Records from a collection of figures

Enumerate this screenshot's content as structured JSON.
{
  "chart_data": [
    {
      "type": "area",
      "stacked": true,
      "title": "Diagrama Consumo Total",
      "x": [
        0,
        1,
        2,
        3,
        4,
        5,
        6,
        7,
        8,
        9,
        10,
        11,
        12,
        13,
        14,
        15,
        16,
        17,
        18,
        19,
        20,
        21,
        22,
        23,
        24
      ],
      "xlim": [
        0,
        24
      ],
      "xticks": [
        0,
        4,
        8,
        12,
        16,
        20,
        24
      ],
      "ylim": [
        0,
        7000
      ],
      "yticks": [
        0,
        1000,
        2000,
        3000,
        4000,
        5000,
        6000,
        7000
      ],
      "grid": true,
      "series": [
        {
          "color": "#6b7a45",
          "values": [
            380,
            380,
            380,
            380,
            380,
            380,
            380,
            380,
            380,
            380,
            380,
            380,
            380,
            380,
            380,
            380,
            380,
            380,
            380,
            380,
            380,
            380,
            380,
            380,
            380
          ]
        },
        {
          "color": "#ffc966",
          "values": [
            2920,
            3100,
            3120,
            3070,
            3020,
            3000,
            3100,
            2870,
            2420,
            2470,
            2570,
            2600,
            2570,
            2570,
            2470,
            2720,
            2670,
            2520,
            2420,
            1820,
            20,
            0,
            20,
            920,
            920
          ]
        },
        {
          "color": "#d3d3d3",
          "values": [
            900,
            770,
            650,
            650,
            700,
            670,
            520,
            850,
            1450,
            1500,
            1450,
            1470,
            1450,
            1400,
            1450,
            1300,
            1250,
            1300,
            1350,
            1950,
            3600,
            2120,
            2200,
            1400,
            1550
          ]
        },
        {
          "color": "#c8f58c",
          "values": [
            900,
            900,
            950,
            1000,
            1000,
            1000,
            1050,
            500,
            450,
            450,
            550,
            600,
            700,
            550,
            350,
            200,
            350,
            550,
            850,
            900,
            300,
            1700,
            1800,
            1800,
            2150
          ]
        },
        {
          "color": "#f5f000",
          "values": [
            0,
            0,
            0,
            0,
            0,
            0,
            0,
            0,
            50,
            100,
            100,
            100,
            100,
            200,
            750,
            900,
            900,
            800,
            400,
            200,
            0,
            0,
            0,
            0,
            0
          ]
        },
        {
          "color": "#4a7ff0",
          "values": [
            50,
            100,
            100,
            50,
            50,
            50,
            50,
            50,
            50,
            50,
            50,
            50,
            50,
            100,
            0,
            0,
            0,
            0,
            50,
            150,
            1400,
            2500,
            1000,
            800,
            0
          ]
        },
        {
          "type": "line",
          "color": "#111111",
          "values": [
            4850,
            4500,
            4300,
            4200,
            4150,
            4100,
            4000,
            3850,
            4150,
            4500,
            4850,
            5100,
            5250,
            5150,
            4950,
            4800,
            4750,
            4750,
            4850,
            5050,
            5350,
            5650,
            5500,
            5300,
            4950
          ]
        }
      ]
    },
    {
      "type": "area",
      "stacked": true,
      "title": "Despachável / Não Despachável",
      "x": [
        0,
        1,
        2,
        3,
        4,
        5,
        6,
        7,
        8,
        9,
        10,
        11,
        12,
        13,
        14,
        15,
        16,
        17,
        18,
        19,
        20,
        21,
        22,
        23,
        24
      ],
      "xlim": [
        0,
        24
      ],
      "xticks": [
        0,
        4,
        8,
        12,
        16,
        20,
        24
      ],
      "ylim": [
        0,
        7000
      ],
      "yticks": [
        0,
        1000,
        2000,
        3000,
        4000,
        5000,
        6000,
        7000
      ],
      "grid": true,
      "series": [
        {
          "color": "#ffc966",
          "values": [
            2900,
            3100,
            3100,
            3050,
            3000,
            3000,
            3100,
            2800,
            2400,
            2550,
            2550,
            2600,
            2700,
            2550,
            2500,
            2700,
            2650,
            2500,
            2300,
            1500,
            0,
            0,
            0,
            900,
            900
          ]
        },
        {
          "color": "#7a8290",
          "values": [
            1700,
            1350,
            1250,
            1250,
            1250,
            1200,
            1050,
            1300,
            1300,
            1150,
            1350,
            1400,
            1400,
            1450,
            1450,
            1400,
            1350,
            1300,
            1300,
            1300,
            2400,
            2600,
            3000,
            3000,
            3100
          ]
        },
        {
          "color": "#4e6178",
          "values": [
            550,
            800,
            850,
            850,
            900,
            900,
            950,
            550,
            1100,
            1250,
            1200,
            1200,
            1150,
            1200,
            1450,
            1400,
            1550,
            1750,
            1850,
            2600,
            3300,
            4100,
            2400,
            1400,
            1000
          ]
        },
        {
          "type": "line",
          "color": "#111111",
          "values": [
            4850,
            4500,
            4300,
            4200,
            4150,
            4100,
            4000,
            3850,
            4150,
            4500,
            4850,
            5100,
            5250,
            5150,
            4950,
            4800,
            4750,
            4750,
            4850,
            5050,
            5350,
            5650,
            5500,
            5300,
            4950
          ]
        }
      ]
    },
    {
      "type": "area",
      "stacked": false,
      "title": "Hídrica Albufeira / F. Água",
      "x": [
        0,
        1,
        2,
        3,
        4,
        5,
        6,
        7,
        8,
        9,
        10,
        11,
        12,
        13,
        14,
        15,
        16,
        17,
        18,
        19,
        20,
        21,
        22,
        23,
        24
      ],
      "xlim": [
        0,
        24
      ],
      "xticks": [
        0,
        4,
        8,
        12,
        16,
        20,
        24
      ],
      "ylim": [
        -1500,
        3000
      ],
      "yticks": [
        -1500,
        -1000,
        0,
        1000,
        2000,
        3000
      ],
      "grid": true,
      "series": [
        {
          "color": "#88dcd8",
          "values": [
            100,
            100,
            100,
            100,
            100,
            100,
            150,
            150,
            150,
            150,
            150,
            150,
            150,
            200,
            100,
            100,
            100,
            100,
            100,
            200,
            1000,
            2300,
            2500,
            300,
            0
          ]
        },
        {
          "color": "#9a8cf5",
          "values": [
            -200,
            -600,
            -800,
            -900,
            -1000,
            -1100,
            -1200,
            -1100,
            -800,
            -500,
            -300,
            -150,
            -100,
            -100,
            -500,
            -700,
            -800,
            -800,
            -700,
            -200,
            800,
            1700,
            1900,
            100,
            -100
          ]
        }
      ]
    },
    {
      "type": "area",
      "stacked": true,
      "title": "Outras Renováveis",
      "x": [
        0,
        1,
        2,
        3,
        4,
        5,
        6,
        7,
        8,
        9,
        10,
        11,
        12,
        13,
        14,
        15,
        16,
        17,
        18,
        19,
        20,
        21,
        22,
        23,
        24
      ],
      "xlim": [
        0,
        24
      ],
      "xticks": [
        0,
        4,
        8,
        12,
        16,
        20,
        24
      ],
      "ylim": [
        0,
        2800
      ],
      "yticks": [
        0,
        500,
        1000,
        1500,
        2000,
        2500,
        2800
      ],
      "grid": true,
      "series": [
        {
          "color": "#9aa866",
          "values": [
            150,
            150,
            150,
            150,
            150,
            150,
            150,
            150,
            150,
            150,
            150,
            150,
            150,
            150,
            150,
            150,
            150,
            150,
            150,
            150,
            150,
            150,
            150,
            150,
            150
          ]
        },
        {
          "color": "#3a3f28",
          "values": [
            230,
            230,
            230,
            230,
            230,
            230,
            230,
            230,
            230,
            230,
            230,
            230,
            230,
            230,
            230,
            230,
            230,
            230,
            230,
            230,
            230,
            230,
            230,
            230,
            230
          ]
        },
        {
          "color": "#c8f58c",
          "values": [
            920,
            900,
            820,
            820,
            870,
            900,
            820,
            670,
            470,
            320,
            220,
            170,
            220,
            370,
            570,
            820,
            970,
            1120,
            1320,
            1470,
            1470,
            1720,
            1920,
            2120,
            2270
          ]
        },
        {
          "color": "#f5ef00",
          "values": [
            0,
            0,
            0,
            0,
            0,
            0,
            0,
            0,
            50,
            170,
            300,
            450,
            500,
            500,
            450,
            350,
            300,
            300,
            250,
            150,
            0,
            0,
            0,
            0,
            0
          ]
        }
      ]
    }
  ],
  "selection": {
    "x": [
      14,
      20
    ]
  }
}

» **TASK DIRECTIONS**:
Identify every line where the string "title" appears.

» **EXERCISE RESULT**:
      "title": "Diagrama Consumo Total",
      "title": "Despachável / Não Despachável",
      "title": "Hídrica Albufeira / F. Água",
      "title": "Outras Renováveis",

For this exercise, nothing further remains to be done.